+++ RECORDS TO USE
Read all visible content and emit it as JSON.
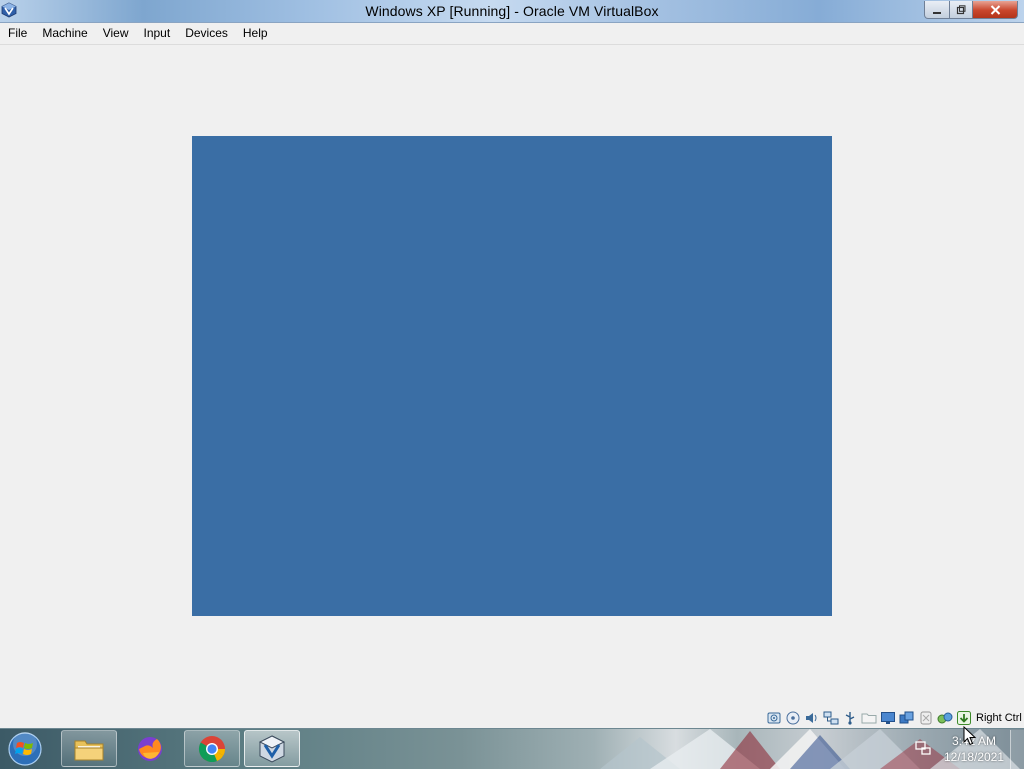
{
  "window": {
    "title": "Windows XP [Running] - Oracle VM VirtualBox",
    "app_icon": "virtualbox-icon",
    "controls": {
      "minimize": "minimize-icon",
      "maximize": "restore-icon",
      "close": "close-icon"
    }
  },
  "menu": [
    "File",
    "Machine",
    "View",
    "Input",
    "Devices",
    "Help"
  ],
  "vm_display": {
    "background_color": "#3a6ea5"
  },
  "status_bar": {
    "icons": [
      "hard-disk-icon",
      "optical-drive-icon",
      "audio-icon",
      "network-icon",
      "usb-icon",
      "shared-folders-icon",
      "display-icon",
      "video-capture-icon",
      "mouse-integration-icon",
      "cpu-icon",
      "guest-additions-icon",
      "keyboard-capture-icon"
    ],
    "host_key": "Right Ctrl"
  },
  "taskbar": {
    "start_icon": "windows-start-icon",
    "pinned": [
      {
        "name": "explorer",
        "icon": "folder-icon"
      },
      {
        "name": "firefox",
        "icon": "firefox-icon"
      },
      {
        "name": "chrome",
        "icon": "chrome-icon"
      },
      {
        "name": "virtualbox",
        "icon": "virtualbox-icon"
      }
    ],
    "tray_icon": "network-tray-icon",
    "clock": {
      "time": "3:42 AM",
      "date": "12/18/2021"
    }
  }
}
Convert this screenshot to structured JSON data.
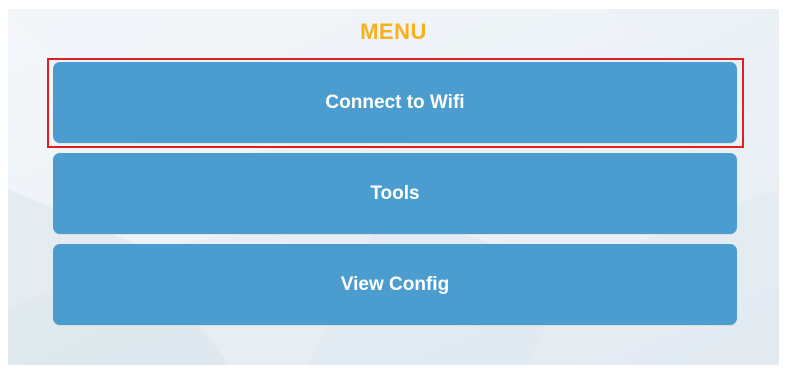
{
  "menu": {
    "title": "MENU",
    "buttons": [
      {
        "label": "Connect to Wifi"
      },
      {
        "label": "Tools"
      },
      {
        "label": "View Config"
      }
    ]
  },
  "colors": {
    "title": "#f7b11f",
    "button_bg": "#4a9dce",
    "button_text": "#ffffff",
    "highlight_border": "#e02020"
  }
}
++++++
# EXERCISE DETAILS
Transcribe the whole listing, character for character, but not its images.

# FULL OUTPUT
Read all visible content and emit it as JSON.
{
  "window": {
    "title": "Windows XP [Running] - Oracle VM VirtualBox",
    "app_icon": "virtualbox-icon",
    "controls": {
      "minimize": "minimize-icon",
      "maximize": "restore-icon",
      "close": "close-icon"
    }
  },
  "menu": [
    "File",
    "Machine",
    "View",
    "Input",
    "Devices",
    "Help"
  ],
  "vm_display": {
    "background_color": "#3a6ea5"
  },
  "status_bar": {
    "icons": [
      "hard-disk-icon",
      "optical-drive-icon",
      "audio-icon",
      "network-icon",
      "usb-icon",
      "shared-folders-icon",
      "display-icon",
      "video-capture-icon",
      "mouse-integration-icon",
      "cpu-icon",
      "guest-additions-icon",
      "keyboard-capture-icon"
    ],
    "host_key": "Right Ctrl"
  },
  "taskbar": {
    "start_icon": "windows-start-icon",
    "pinned": [
      {
        "name": "explorer",
        "icon": "folder-icon"
      },
      {
        "name": "firefox",
        "icon": "firefox-icon"
      },
      {
        "name": "chrome",
        "icon": "chrome-icon"
      },
      {
        "name": "virtualbox",
        "icon": "virtualbox-icon"
      }
    ],
    "tray_icon": "network-tray-icon",
    "clock": {
      "time": "3:42 AM",
      "date": "12/18/2021"
    }
  }
}
Convert this screenshot to structured JSON data.
{
  "menu": {
    "title": "MENU",
    "buttons": [
      {
        "label": "Connect to Wifi"
      },
      {
        "label": "Tools"
      },
      {
        "label": "View Config"
      }
    ]
  },
  "colors": {
    "title": "#f7b11f",
    "button_bg": "#4a9dce",
    "button_text": "#ffffff",
    "highlight_border": "#e02020"
  }
}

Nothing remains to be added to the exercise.